## STATED EXERCISE
Examine the material below. Gather every line in which the string "cuprinse" appears.

Source data
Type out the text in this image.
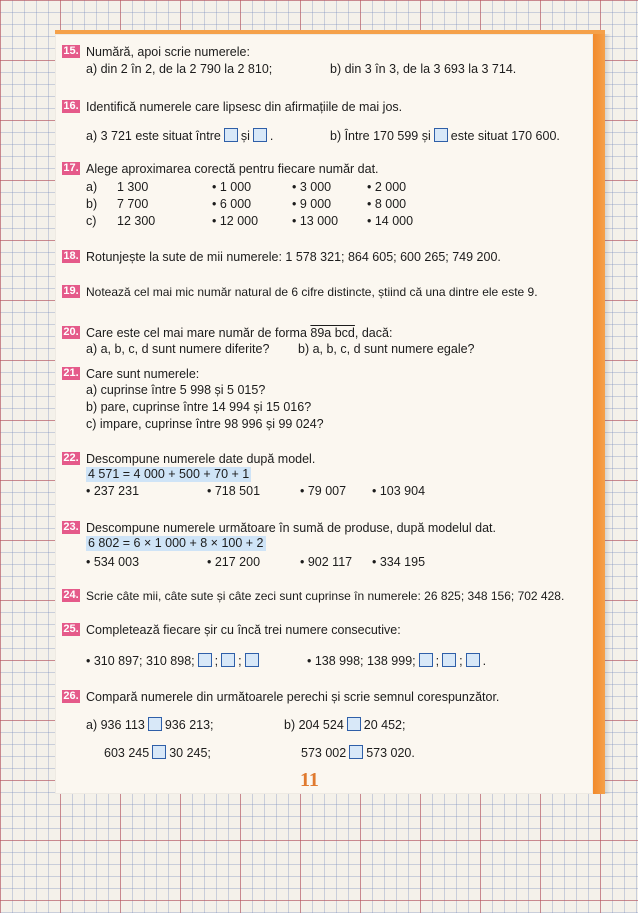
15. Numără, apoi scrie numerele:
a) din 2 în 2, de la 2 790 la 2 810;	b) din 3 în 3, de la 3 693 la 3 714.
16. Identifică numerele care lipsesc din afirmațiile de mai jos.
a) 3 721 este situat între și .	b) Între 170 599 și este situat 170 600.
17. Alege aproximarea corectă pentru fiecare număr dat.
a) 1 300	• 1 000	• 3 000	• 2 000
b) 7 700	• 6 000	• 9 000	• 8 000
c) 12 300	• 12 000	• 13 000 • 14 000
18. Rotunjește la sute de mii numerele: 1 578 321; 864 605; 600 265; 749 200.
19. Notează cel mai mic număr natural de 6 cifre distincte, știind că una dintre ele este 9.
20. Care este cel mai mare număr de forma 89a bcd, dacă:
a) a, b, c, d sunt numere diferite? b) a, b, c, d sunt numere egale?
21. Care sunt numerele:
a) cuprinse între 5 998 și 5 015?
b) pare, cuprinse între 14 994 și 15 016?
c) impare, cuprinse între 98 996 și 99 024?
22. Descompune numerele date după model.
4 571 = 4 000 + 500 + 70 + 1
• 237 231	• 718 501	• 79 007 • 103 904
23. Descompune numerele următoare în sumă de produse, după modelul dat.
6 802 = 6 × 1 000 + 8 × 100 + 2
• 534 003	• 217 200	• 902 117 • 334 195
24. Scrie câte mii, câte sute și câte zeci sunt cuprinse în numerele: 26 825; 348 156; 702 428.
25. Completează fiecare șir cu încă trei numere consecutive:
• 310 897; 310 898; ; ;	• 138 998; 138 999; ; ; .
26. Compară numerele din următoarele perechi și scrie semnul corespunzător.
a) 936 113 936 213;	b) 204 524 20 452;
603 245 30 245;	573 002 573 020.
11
* * *
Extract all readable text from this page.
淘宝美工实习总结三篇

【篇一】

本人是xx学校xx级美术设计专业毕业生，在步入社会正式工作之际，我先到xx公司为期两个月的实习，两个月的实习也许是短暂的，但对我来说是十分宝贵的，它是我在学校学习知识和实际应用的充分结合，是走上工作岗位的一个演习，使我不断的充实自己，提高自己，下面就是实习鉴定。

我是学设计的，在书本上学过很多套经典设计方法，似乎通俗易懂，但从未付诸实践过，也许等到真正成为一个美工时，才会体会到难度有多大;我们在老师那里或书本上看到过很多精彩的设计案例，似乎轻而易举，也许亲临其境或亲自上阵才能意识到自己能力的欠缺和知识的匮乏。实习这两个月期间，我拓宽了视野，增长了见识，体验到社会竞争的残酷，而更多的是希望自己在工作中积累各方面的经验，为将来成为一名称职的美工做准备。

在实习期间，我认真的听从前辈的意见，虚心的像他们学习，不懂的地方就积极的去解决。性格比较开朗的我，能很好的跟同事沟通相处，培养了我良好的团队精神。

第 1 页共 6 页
--
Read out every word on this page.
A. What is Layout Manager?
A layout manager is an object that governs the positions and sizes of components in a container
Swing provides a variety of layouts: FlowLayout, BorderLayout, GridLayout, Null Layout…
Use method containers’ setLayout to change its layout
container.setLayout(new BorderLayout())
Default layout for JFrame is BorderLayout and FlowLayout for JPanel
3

## EXERCISE RESPONSE
a) cuprinse între 5 998 și 5 015?
b) pare, cuprinse între 14 994 și 15 016?
c) impare, cuprinse între 98 996 și 99 024?
24. Scrie câte mii, câte sute și câte zeci sunt cuprinse în numerele: 26 825; 348 156; 702 428.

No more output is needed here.